WRITTEN INSTRUCTION:
Single out the lines that include the word "வசனம". Copy them.

____________

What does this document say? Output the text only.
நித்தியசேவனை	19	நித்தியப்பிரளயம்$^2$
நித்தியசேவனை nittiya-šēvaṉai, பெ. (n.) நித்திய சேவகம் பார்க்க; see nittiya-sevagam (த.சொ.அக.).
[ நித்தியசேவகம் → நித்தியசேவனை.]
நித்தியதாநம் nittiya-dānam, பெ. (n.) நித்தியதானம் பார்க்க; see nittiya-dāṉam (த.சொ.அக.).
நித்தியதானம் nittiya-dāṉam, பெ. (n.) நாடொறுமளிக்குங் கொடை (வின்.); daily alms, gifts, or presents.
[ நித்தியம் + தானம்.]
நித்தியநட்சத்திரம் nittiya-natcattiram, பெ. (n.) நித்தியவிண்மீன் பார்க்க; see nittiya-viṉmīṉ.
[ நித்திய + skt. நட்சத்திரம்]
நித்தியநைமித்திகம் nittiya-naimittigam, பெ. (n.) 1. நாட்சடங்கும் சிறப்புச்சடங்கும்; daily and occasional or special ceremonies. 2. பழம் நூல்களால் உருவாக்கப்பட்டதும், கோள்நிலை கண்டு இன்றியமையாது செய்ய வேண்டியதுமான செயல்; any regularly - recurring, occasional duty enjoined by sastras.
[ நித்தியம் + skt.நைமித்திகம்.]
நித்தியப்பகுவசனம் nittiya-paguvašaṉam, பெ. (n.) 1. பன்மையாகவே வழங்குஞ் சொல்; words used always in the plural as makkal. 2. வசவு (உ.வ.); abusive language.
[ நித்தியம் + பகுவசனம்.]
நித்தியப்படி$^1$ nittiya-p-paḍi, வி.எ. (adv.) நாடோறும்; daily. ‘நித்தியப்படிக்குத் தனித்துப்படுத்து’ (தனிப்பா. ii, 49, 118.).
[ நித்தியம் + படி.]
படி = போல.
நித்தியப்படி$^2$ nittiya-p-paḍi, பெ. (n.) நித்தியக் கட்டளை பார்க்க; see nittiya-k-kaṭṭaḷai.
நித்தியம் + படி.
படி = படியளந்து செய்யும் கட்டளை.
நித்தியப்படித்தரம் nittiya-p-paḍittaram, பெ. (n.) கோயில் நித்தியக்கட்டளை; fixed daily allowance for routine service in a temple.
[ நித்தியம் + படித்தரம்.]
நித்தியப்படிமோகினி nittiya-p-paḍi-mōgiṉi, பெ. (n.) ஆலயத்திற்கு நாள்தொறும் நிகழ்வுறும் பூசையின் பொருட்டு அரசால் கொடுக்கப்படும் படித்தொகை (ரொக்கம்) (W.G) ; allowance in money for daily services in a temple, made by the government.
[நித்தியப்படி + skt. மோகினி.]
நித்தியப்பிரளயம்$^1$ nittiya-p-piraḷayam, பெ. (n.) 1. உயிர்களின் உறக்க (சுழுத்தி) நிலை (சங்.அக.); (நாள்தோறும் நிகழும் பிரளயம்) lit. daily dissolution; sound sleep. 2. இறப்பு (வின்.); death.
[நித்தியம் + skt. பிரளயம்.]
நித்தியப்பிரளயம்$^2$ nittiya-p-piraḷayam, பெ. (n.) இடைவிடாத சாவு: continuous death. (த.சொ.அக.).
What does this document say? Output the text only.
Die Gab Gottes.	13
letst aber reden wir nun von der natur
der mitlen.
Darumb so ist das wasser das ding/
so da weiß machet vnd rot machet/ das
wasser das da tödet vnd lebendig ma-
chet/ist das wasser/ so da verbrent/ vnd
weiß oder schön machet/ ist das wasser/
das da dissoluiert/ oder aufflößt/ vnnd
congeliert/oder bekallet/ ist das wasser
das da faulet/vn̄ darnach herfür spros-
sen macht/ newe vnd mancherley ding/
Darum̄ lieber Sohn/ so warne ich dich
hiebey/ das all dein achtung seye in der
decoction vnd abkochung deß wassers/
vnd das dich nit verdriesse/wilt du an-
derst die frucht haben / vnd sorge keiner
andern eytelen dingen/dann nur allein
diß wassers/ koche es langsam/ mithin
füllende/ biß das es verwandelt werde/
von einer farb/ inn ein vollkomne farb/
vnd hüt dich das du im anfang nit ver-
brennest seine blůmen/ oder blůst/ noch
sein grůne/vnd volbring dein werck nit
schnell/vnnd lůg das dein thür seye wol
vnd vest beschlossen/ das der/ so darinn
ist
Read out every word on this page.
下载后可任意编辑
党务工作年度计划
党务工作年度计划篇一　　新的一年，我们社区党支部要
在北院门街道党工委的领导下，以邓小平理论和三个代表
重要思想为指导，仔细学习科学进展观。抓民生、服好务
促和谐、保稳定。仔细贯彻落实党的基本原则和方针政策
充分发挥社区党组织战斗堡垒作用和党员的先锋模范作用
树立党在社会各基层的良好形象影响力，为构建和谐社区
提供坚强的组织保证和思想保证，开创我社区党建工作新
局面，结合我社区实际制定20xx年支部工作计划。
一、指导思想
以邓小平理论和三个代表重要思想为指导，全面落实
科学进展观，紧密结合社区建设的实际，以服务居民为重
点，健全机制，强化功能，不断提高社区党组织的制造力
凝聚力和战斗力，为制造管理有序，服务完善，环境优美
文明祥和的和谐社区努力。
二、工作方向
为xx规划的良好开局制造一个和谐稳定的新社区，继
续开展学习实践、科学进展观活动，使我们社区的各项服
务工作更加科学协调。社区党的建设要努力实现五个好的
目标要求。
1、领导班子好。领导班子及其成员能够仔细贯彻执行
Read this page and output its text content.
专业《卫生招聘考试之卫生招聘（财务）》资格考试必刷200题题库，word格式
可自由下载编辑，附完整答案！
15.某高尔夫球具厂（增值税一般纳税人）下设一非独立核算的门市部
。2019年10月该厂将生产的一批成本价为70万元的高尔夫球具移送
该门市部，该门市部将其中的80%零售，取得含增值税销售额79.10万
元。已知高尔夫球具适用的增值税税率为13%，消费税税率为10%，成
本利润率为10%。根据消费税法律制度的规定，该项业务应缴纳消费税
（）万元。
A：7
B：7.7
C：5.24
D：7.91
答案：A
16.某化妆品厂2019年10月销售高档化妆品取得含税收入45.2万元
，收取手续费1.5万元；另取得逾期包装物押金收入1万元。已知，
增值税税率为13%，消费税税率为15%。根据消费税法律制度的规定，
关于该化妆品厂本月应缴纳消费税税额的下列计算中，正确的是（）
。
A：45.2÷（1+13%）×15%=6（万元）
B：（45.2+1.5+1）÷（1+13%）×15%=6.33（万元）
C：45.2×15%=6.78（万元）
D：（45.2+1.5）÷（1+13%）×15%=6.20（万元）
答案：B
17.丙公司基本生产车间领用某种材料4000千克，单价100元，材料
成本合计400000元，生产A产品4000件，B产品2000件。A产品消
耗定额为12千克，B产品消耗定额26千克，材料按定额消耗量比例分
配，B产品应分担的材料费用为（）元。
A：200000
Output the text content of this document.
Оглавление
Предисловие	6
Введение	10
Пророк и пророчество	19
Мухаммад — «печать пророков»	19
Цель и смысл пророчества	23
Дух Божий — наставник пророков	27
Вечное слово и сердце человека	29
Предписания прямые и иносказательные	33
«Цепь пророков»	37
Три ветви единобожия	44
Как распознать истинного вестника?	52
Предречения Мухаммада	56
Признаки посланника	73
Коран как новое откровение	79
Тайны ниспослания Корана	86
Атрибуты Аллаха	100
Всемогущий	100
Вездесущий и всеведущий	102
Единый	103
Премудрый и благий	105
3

____________

FINISHED EXERCISE:
நித்தியப்பகுவசனம் nittiya-paguvašaṉam, பெ. (n.) 1. பன்மையாகவே வழங்குஞ் சொல்; words used always in the plural as makkal. 2. வசவு (உ.வ.); abusive language.
[ நித்தியம் + பகுவசனம்.]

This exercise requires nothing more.